▸ **Set exercise**:
Word for word, transcribe the lines below and drop the pictures.

▸ **Supplied data**:
..............................
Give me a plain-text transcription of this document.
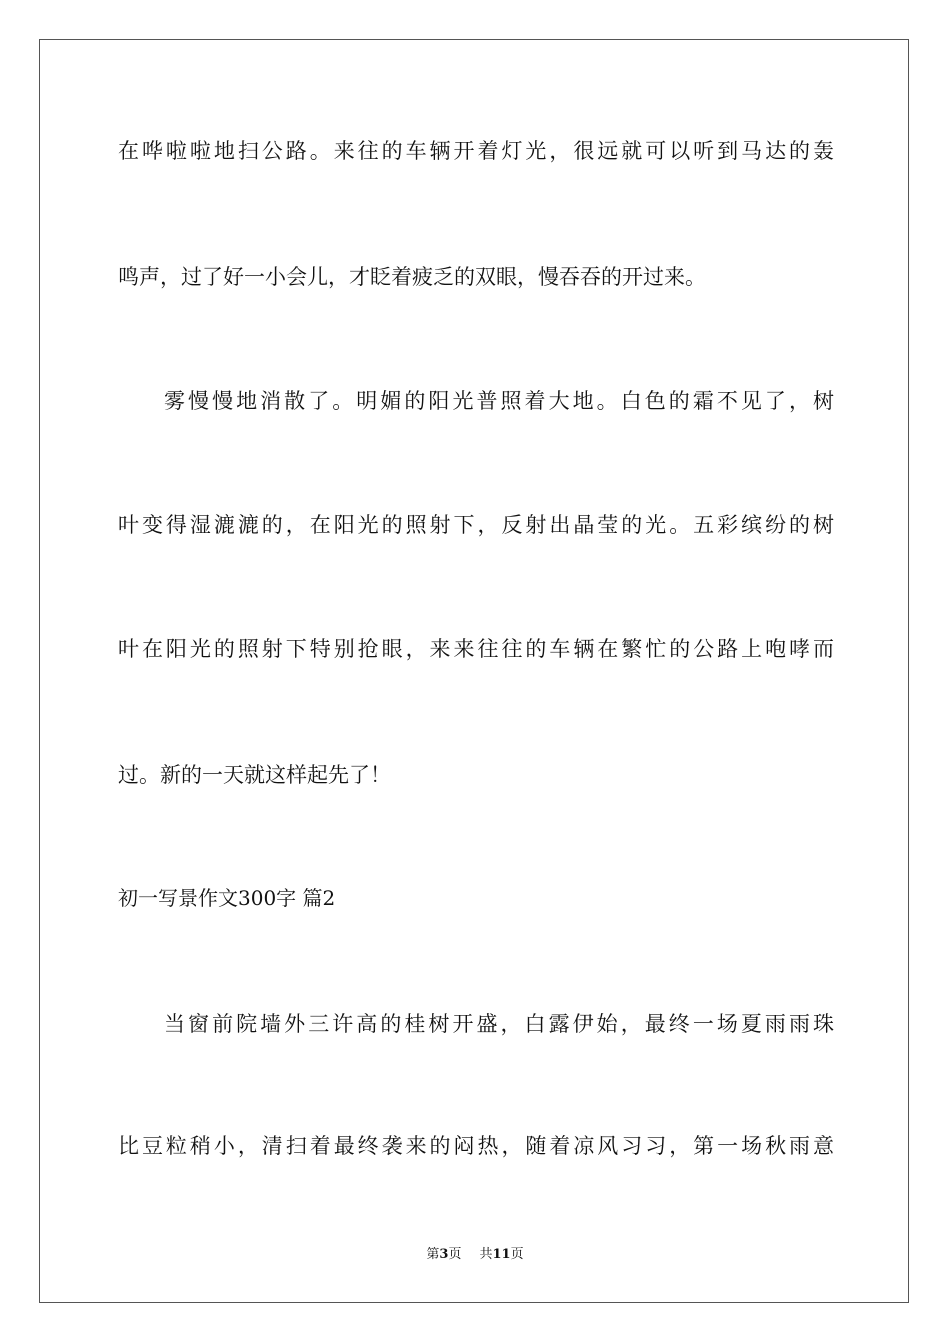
在哗啦啦地扫公路。来往的车辆开着灯光，很远就可以听到马达的轰
鸣声，过了好一小会儿，才眨着疲乏的双眼，慢吞吞的开过来。
雾慢慢地消散了。明媚的阳光普照着大地。白色的霜不见了，树
叶变得湿漉漉的，在阳光的照射下，反射出晶莹的光。五彩缤纷的树
叶在阳光的照射下特别抢眼，来来往往的车辆在繁忙的公路上咆哮而
过。新的一天就这样起先了！
初一写景作文300字 篇2
当窗前院墙外三许高的桂树开盛，白露伊始，最终一场夏雨雨珠
比豆粒稍小，清扫着最终袭来的闷热，随着凉风习习，第一场秋雨意
第3页 共11页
..............................
▸ **Final result**:
Give me a plain-text transcription of this document.
在哗啦啦地扫公路。来往的车辆开着灯光，很远就可以听到马达的轰
鸣声，过了好一小会儿，才眨着疲乏的双眼，慢吞吞的开过来。
雾慢慢地消散了。明媚的阳光普照着大地。白色的霜不见了，树
叶变得湿漉漉的，在阳光的照射下，反射出晶莹的光。五彩缤纷的树
叶在阳光的照射下特别抢眼，来来往往的车辆在繁忙的公路上咆哮而
过。新的一天就这样起先了！
初一写景作文300字 篇2
当窗前院墙外三许高的桂树开盛，白露伊始，最终一场夏雨雨珠
比豆粒稍小，清扫着最终袭来的闷热，随着凉风习习，第一场秋雨意
第3页 共11页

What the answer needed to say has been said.